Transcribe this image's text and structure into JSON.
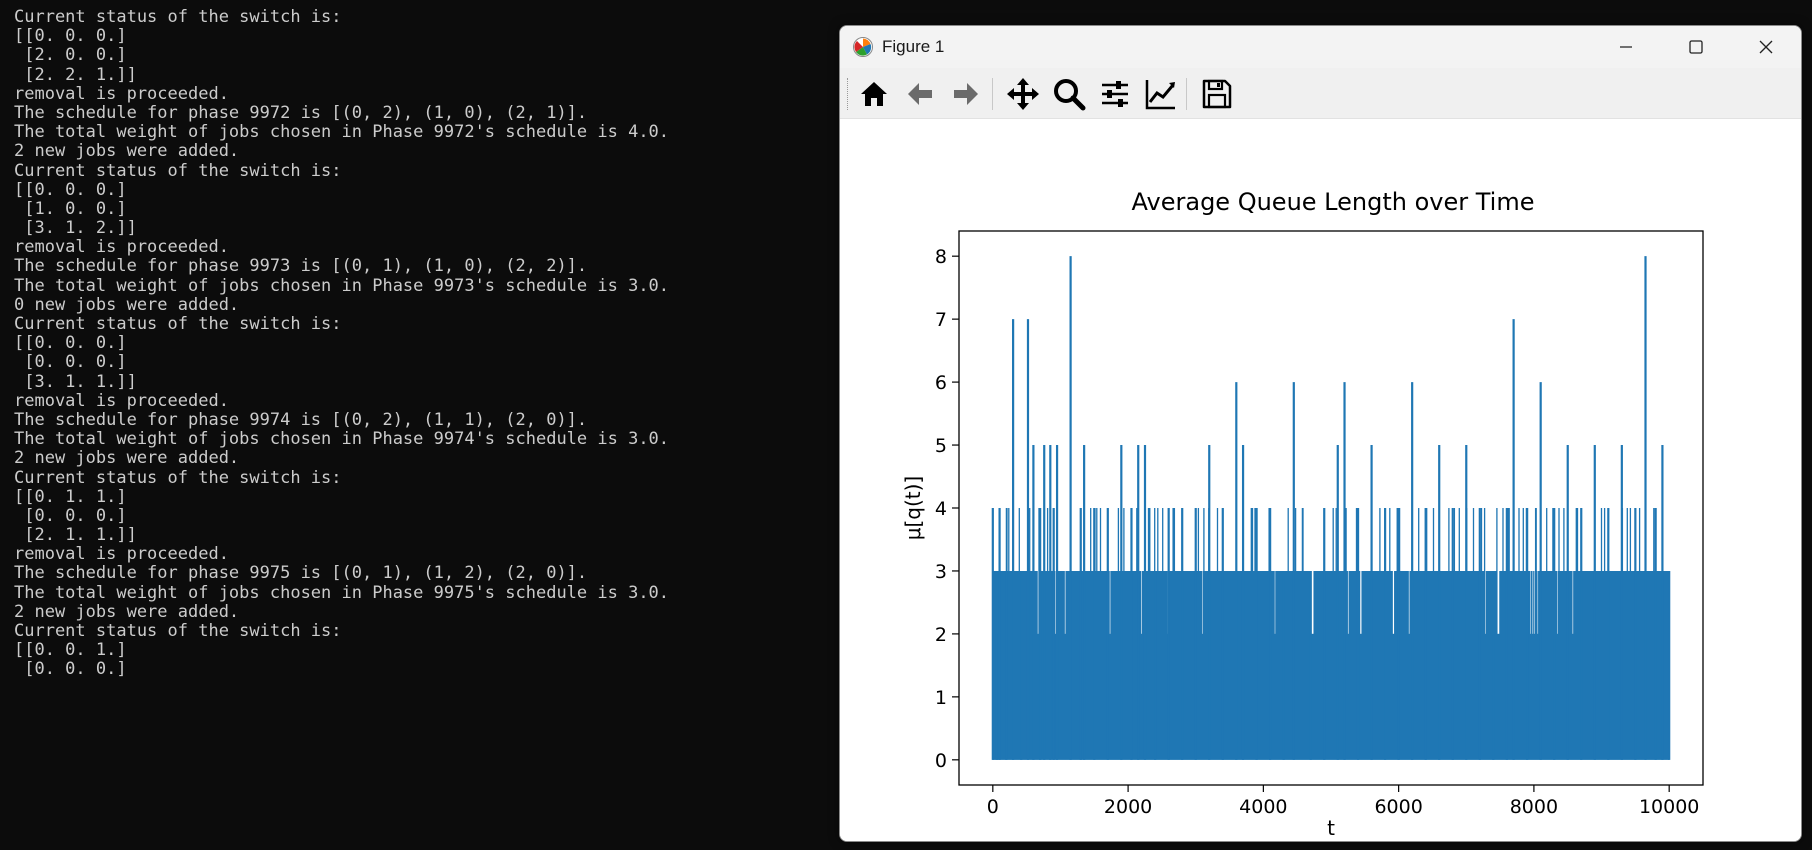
{
  "terminal": {
    "lines": [
      "Current status of the switch is:",
      "[[0. 0. 0.]",
      " [2. 0. 0.]",
      " [2. 2. 1.]]",
      "removal is proceeded.",
      "The schedule for phase 9972 is [(0, 2), (1, 0), (2, 1)].",
      "The total weight of jobs chosen in Phase 9972's schedule is 4.0.",
      "2 new jobs were added.",
      "Current status of the switch is:",
      "[[0. 0. 0.]",
      " [1. 0. 0.]",
      " [3. 1. 2.]]",
      "removal is proceeded.",
      "The schedule for phase 9973 is [(0, 1), (1, 0), (2, 2)].",
      "The total weight of jobs chosen in Phase 9973's schedule is 3.0.",
      "0 new jobs were added.",
      "Current status of the switch is:",
      "[[0. 0. 0.]",
      " [0. 0. 0.]",
      " [3. 1. 1.]]",
      "removal is proceeded.",
      "The schedule for phase 9974 is [(0, 2), (1, 1), (2, 0)].",
      "The total weight of jobs chosen in Phase 9974's schedule is 3.0.",
      "2 new jobs were added.",
      "Current status of the switch is:",
      "[[0. 1. 1.]",
      " [0. 0. 0.]",
      " [2. 1. 1.]]",
      "removal is proceeded.",
      "The schedule for phase 9975 is [(0, 1), (1, 2), (2, 0)].",
      "The total weight of jobs chosen in Phase 9975's schedule is 3.0.",
      "2 new jobs were added.",
      "Current status of the switch is:",
      "[[0. 0. 1.]",
      " [0. 0. 0.]"
    ]
  },
  "window": {
    "title": "Figure 1",
    "icons": {
      "app": "matplotlib-icon",
      "minimize": "minimize-icon",
      "maximize": "maximize-icon",
      "close": "close-icon"
    }
  },
  "toolbar": {
    "buttons": [
      "home-icon",
      "back-arrow-icon",
      "forward-arrow-icon",
      "pan-icon",
      "zoom-icon",
      "subplots-icon",
      "axes-edit-icon",
      "save-icon"
    ]
  },
  "colors": {
    "series": "#1f77b4",
    "terminal_bg": "#0c0c0c",
    "terminal_fg": "#cccccc"
  },
  "chart_data": {
    "type": "line",
    "title": "Average Queue Length over Time",
    "xlabel": "t",
    "ylabel": "μ[q(t)]",
    "xlim": [
      -500,
      10500
    ],
    "ylim": [
      -0.4,
      8.4
    ],
    "xticks": [
      0,
      2000,
      4000,
      6000,
      8000,
      10000
    ],
    "yticks": [
      0,
      1,
      2,
      3,
      4,
      5,
      6,
      7,
      8
    ],
    "x_range": [
      0,
      10000
    ],
    "grid": false,
    "legend": "none",
    "spikes": [
      {
        "t": 0,
        "v": 4
      },
      {
        "t": 60,
        "v": 2
      },
      {
        "t": 100,
        "v": 4
      },
      {
        "t": 200,
        "v": 3
      },
      {
        "t": 300,
        "v": 7
      },
      {
        "t": 420,
        "v": 3
      },
      {
        "t": 520,
        "v": 7
      },
      {
        "t": 600,
        "v": 5
      },
      {
        "t": 700,
        "v": 4
      },
      {
        "t": 760,
        "v": 5
      },
      {
        "t": 850,
        "v": 5
      },
      {
        "t": 900,
        "v": 4
      },
      {
        "t": 950,
        "v": 5
      },
      {
        "t": 1150,
        "v": 8
      },
      {
        "t": 1300,
        "v": 4
      },
      {
        "t": 1350,
        "v": 5
      },
      {
        "t": 1500,
        "v": 4
      },
      {
        "t": 1700,
        "v": 4
      },
      {
        "t": 1900,
        "v": 5
      },
      {
        "t": 2050,
        "v": 4
      },
      {
        "t": 2150,
        "v": 5
      },
      {
        "t": 2250,
        "v": 5
      },
      {
        "t": 2400,
        "v": 3
      },
      {
        "t": 2600,
        "v": 4
      },
      {
        "t": 2800,
        "v": 4
      },
      {
        "t": 3000,
        "v": 4
      },
      {
        "t": 3200,
        "v": 5
      },
      {
        "t": 3400,
        "v": 4
      },
      {
        "t": 3600,
        "v": 6
      },
      {
        "t": 3700,
        "v": 5
      },
      {
        "t": 3900,
        "v": 4
      },
      {
        "t": 4100,
        "v": 4
      },
      {
        "t": 4300,
        "v": 3
      },
      {
        "t": 4450,
        "v": 6
      },
      {
        "t": 4700,
        "v": 3
      },
      {
        "t": 4900,
        "v": 4
      },
      {
        "t": 5100,
        "v": 5
      },
      {
        "t": 5200,
        "v": 6
      },
      {
        "t": 5400,
        "v": 4
      },
      {
        "t": 5600,
        "v": 5
      },
      {
        "t": 5800,
        "v": 4
      },
      {
        "t": 6000,
        "v": 3
      },
      {
        "t": 6200,
        "v": 6
      },
      {
        "t": 6400,
        "v": 4
      },
      {
        "t": 6600,
        "v": 5
      },
      {
        "t": 6800,
        "v": 4
      },
      {
        "t": 7000,
        "v": 5
      },
      {
        "t": 7200,
        "v": 4
      },
      {
        "t": 7400,
        "v": 3
      },
      {
        "t": 7600,
        "v": 4
      },
      {
        "t": 7700,
        "v": 7
      },
      {
        "t": 7900,
        "v": 4
      },
      {
        "t": 8100,
        "v": 6
      },
      {
        "t": 8300,
        "v": 4
      },
      {
        "t": 8500,
        "v": 5
      },
      {
        "t": 8700,
        "v": 4
      },
      {
        "t": 8900,
        "v": 5
      },
      {
        "t": 9100,
        "v": 4
      },
      {
        "t": 9300,
        "v": 5
      },
      {
        "t": 9500,
        "v": 4
      },
      {
        "t": 9650,
        "v": 8
      },
      {
        "t": 9800,
        "v": 4
      },
      {
        "t": 9900,
        "v": 5
      },
      {
        "t": 10000,
        "v": 3
      }
    ]
  }
}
==============================
**Exercise description:** Print the whole listing above once more, word for word, without its pictures.

**The response:**
Transcribe this image's text and structure into JSON.
{
  "terminal": {
    "lines": [
      "Current status of the switch is:",
      "[[0. 0. 0.]",
      " [2. 0. 0.]",
      " [2. 2. 1.]]",
      "removal is proceeded.",
      "The schedule for phase 9972 is [(0, 2), (1, 0), (2, 1)].",
      "The total weight of jobs chosen in Phase 9972's schedule is 4.0.",
      "2 new jobs were added.",
      "Current status of the switch is:",
      "[[0. 0. 0.]",
      " [1. 0. 0.]",
      " [3. 1. 2.]]",
      "removal is proceeded.",
      "The schedule for phase 9973 is [(0, 1), (1, 0), (2, 2)].",
      "The total weight of jobs chosen in Phase 9973's schedule is 3.0.",
      "0 new jobs were added.",
      "Current status of the switch is:",
      "[[0. 0. 0.]",
      " [0. 0. 0.]",
      " [3. 1. 1.]]",
      "removal is proceeded.",
      "The schedule for phase 9974 is [(0, 2), (1, 1), (2, 0)].",
      "The total weight of jobs chosen in Phase 9974's schedule is 3.0.",
      "2 new jobs were added.",
      "Current status of the switch is:",
      "[[0. 1. 1.]",
      " [0. 0. 0.]",
      " [2. 1. 1.]]",
      "removal is proceeded.",
      "The schedule for phase 9975 is [(0, 1), (1, 2), (2, 0)].",
      "The total weight of jobs chosen in Phase 9975's schedule is 3.0.",
      "2 new jobs were added.",
      "Current status of the switch is:",
      "[[0. 0. 1.]",
      " [0. 0. 0.]"
    ]
  },
  "window": {
    "title": "Figure 1",
    "icons": {
      "app": "matplotlib-icon",
      "minimize": "minimize-icon",
      "maximize": "maximize-icon",
      "close": "close-icon"
    }
  },
  "toolbar": {
    "buttons": [
      "home-icon",
      "back-arrow-icon",
      "forward-arrow-icon",
      "pan-icon",
      "zoom-icon",
      "subplots-icon",
      "axes-edit-icon",
      "save-icon"
    ]
  },
  "colors": {
    "series": "#1f77b4",
    "terminal_bg": "#0c0c0c",
    "terminal_fg": "#cccccc"
  },
  "chart_data": {
    "type": "line",
    "title": "Average Queue Length over Time",
    "xlabel": "t",
    "ylabel": "μ[q(t)]",
    "xlim": [
      -500,
      10500
    ],
    "ylim": [
      -0.4,
      8.4
    ],
    "xticks": [
      0,
      2000,
      4000,
      6000,
      8000,
      10000
    ],
    "yticks": [
      0,
      1,
      2,
      3,
      4,
      5,
      6,
      7,
      8
    ],
    "x_range": [
      0,
      10000
    ],
    "grid": false,
    "legend": "none",
    "spikes": [
      {
        "t": 0,
        "v": 4
      },
      {
        "t": 60,
        "v": 2
      },
      {
        "t": 100,
        "v": 4
      },
      {
        "t": 200,
        "v": 3
      },
      {
        "t": 300,
        "v": 7
      },
      {
        "t": 420,
        "v": 3
      },
      {
        "t": 520,
        "v": 7
      },
      {
        "t": 600,
        "v": 5
      },
      {
        "t": 700,
        "v": 4
      },
      {
        "t": 760,
        "v": 5
      },
      {
        "t": 850,
        "v": 5
      },
      {
        "t": 900,
        "v": 4
      },
      {
        "t": 950,
        "v": 5
      },
      {
        "t": 1150,
        "v": 8
      },
      {
        "t": 1300,
        "v": 4
      },
      {
        "t": 1350,
        "v": 5
      },
      {
        "t": 1500,
        "v": 4
      },
      {
        "t": 1700,
        "v": 4
      },
      {
        "t": 1900,
        "v": 5
      },
      {
        "t": 2050,
        "v": 4
      },
      {
        "t": 2150,
        "v": 5
      },
      {
        "t": 2250,
        "v": 5
      },
      {
        "t": 2400,
        "v": 3
      },
      {
        "t": 2600,
        "v": 4
      },
      {
        "t": 2800,
        "v": 4
      },
      {
        "t": 3000,
        "v": 4
      },
      {
        "t": 3200,
        "v": 5
      },
      {
        "t": 3400,
        "v": 4
      },
      {
        "t": 3600,
        "v": 6
      },
      {
        "t": 3700,
        "v": 5
      },
      {
        "t": 3900,
        "v": 4
      },
      {
        "t": 4100,
        "v": 4
      },
      {
        "t": 4300,
        "v": 3
      },
      {
        "t": 4450,
        "v": 6
      },
      {
        "t": 4700,
        "v": 3
      },
      {
        "t": 4900,
        "v": 4
      },
      {
        "t": 5100,
        "v": 5
      },
      {
        "t": 5200,
        "v": 6
      },
      {
        "t": 5400,
        "v": 4
      },
      {
        "t": 5600,
        "v": 5
      },
      {
        "t": 5800,
        "v": 4
      },
      {
        "t": 6000,
        "v": 3
      },
      {
        "t": 6200,
        "v": 6
      },
      {
        "t": 6400,
        "v": 4
      },
      {
        "t": 6600,
        "v": 5
      },
      {
        "t": 6800,
        "v": 4
      },
      {
        "t": 7000,
        "v": 5
      },
      {
        "t": 7200,
        "v": 4
      },
      {
        "t": 7400,
        "v": 3
      },
      {
        "t": 7600,
        "v": 4
      },
      {
        "t": 7700,
        "v": 7
      },
      {
        "t": 7900,
        "v": 4
      },
      {
        "t": 8100,
        "v": 6
      },
      {
        "t": 8300,
        "v": 4
      },
      {
        "t": 8500,
        "v": 5
      },
      {
        "t": 8700,
        "v": 4
      },
      {
        "t": 8900,
        "v": 5
      },
      {
        "t": 9100,
        "v": 4
      },
      {
        "t": 9300,
        "v": 5
      },
      {
        "t": 9500,
        "v": 4
      },
      {
        "t": 9650,
        "v": 8
      },
      {
        "t": 9800,
        "v": 4
      },
      {
        "t": 9900,
        "v": 5
      },
      {
        "t": 10000,
        "v": 3
      }
    ]
  }
}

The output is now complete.